■ **What the task asks**
Filter these entries so that only lines with the word "circle" remain.

━━━━━━━━━━━━━━━━━━━━━━━━━━━━━━

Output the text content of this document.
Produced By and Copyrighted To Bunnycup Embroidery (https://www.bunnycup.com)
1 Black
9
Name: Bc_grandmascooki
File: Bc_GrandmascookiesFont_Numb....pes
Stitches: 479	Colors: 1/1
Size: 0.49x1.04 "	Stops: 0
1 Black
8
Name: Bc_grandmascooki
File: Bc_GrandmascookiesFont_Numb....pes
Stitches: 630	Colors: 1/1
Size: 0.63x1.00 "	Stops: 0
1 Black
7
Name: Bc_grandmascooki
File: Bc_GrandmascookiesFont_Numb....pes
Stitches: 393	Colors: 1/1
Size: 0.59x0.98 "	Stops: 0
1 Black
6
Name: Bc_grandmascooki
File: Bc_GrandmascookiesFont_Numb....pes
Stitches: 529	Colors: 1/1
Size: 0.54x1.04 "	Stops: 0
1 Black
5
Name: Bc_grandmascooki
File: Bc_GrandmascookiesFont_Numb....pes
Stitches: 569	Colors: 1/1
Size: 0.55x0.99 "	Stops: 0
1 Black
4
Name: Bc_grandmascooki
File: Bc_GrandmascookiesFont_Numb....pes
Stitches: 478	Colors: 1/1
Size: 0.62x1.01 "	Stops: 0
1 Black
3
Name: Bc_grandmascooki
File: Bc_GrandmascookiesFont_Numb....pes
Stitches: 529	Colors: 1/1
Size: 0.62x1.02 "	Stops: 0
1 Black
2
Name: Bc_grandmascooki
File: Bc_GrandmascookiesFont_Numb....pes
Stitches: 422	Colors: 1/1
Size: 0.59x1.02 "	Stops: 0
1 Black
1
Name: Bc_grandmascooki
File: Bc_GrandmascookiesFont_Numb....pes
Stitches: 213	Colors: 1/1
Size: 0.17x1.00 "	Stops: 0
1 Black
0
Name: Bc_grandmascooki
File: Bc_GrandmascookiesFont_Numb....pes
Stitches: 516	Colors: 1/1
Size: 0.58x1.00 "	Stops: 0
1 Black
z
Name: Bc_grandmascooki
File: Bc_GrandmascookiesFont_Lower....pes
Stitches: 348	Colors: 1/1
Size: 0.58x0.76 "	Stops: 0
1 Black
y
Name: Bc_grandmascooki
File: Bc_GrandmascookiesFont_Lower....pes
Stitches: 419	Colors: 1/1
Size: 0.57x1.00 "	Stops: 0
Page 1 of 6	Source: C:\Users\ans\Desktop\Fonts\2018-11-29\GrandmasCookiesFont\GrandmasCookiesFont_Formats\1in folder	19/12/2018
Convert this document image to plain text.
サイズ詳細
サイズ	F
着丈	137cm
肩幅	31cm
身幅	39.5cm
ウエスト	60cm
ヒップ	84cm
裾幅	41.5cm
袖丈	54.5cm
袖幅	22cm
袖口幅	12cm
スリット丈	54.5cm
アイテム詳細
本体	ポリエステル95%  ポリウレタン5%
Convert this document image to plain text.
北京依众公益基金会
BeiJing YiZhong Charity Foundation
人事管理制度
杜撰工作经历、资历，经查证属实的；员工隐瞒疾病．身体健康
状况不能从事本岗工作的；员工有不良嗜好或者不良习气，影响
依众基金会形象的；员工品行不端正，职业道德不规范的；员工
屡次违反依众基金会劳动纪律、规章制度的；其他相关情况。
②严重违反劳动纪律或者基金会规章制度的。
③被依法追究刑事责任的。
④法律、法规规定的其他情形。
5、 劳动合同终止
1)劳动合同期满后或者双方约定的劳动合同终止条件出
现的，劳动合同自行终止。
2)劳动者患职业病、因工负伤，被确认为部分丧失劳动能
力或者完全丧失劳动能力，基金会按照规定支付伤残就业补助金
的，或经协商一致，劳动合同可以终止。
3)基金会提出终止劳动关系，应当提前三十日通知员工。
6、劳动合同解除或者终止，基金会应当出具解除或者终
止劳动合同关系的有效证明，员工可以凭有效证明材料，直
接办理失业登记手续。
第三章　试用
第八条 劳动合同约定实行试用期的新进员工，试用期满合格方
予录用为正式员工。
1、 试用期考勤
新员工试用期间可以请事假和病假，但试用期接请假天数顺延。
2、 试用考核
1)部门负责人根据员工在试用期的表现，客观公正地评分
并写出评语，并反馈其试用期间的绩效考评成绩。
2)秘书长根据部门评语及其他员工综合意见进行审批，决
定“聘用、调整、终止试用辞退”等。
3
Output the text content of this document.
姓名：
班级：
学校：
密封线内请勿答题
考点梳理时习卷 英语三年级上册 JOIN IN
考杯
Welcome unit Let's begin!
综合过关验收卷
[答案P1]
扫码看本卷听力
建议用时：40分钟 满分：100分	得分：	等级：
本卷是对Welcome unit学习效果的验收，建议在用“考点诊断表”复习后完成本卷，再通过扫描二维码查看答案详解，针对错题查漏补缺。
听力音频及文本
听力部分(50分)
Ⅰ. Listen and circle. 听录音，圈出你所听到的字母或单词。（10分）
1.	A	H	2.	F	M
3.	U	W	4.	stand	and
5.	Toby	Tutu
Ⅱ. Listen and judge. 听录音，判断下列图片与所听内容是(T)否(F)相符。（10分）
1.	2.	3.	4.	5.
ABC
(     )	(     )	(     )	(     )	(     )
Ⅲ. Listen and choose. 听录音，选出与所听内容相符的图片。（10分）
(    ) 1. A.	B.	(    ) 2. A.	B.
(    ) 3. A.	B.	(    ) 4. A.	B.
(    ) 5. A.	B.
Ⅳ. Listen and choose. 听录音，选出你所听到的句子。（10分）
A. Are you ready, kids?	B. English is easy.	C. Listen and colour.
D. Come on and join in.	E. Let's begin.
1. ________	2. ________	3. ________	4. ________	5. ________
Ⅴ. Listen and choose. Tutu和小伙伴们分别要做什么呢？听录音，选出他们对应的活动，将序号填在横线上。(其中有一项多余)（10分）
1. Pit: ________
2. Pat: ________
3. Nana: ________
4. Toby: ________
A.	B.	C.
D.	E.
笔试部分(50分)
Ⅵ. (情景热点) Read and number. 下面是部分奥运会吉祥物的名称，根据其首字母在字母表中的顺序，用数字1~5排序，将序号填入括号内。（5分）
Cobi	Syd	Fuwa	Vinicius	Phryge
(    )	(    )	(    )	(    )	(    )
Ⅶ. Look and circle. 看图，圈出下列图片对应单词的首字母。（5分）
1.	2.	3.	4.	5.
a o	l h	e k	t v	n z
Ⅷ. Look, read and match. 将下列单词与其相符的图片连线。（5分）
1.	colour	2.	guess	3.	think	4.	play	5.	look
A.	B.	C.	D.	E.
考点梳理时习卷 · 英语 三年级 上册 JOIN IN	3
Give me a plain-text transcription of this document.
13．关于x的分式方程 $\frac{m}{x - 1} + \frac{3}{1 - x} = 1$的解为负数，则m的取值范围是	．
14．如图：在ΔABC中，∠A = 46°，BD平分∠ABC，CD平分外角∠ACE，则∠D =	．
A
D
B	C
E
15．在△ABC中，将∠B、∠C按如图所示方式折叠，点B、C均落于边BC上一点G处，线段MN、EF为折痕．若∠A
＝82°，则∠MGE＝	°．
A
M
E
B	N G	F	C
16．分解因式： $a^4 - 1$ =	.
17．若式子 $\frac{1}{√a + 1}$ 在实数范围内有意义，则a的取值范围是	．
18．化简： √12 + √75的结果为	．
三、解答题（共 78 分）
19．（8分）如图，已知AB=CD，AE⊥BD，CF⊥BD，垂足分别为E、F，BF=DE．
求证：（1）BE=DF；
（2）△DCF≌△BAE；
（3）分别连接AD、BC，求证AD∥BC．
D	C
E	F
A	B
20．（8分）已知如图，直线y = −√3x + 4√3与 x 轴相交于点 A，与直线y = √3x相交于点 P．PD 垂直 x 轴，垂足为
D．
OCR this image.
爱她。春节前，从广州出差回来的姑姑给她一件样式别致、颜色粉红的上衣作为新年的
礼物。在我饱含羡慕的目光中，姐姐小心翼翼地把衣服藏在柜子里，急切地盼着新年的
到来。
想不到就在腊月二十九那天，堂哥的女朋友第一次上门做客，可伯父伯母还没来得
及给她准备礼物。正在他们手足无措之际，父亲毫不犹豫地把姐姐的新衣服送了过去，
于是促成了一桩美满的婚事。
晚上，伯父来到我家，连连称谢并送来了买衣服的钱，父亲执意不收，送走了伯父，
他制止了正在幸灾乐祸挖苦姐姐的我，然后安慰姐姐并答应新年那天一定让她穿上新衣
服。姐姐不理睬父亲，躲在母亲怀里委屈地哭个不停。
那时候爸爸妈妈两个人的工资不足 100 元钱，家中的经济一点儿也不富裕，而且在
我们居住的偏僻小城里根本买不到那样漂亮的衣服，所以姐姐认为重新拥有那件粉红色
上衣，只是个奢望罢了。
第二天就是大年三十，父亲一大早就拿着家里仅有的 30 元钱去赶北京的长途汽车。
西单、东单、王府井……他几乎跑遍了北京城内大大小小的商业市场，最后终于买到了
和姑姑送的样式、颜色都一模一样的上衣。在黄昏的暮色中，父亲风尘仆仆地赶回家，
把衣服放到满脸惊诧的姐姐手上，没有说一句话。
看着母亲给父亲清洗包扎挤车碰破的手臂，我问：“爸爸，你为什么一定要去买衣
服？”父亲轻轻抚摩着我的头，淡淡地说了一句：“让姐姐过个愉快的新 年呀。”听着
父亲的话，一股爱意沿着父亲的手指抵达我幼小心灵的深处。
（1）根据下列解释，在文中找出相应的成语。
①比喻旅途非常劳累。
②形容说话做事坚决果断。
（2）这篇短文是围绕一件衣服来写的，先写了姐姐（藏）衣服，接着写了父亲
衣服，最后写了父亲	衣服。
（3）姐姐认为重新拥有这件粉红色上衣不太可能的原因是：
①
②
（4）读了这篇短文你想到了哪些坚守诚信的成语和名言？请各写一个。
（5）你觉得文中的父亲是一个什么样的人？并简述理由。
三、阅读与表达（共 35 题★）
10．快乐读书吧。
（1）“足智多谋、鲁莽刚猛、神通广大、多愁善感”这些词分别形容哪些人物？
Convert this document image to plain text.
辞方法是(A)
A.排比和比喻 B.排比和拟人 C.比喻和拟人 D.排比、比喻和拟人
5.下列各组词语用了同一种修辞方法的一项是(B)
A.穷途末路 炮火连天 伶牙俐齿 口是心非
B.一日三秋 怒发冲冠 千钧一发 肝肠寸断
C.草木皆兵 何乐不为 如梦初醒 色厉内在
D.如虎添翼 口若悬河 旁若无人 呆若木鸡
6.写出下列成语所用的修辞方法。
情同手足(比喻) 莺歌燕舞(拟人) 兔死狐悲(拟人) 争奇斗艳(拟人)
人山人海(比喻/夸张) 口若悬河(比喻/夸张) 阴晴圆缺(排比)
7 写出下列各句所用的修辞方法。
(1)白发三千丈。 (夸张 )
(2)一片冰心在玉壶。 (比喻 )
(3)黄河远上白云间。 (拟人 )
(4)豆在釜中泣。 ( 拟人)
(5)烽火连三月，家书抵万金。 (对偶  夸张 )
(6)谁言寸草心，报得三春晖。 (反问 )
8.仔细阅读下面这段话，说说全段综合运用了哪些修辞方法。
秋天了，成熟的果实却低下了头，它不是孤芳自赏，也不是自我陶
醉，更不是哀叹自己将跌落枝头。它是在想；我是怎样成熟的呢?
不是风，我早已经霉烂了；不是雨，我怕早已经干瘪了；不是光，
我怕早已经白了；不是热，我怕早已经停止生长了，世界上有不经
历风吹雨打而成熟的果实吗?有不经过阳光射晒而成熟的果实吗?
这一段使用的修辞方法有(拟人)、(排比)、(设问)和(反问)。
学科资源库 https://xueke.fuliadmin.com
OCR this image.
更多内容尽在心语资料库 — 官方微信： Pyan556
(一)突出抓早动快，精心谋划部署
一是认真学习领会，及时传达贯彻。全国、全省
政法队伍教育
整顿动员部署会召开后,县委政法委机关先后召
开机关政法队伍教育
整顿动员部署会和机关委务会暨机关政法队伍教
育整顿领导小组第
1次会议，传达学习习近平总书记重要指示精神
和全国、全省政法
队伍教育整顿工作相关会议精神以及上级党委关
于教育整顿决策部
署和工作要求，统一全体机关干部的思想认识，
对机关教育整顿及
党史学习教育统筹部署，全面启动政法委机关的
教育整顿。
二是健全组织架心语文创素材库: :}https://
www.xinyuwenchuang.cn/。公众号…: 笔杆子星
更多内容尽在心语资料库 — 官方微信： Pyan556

━━━━━━━━━━━━━━━━━━━━━━━━━━━━━━

■ **In response**
Ⅰ. Listen and circle. 听录音，圈出你所听到的字母或单词。（10分）
Ⅶ. Look and circle. 看图，圈出下列图片对应单词的首字母。（5分）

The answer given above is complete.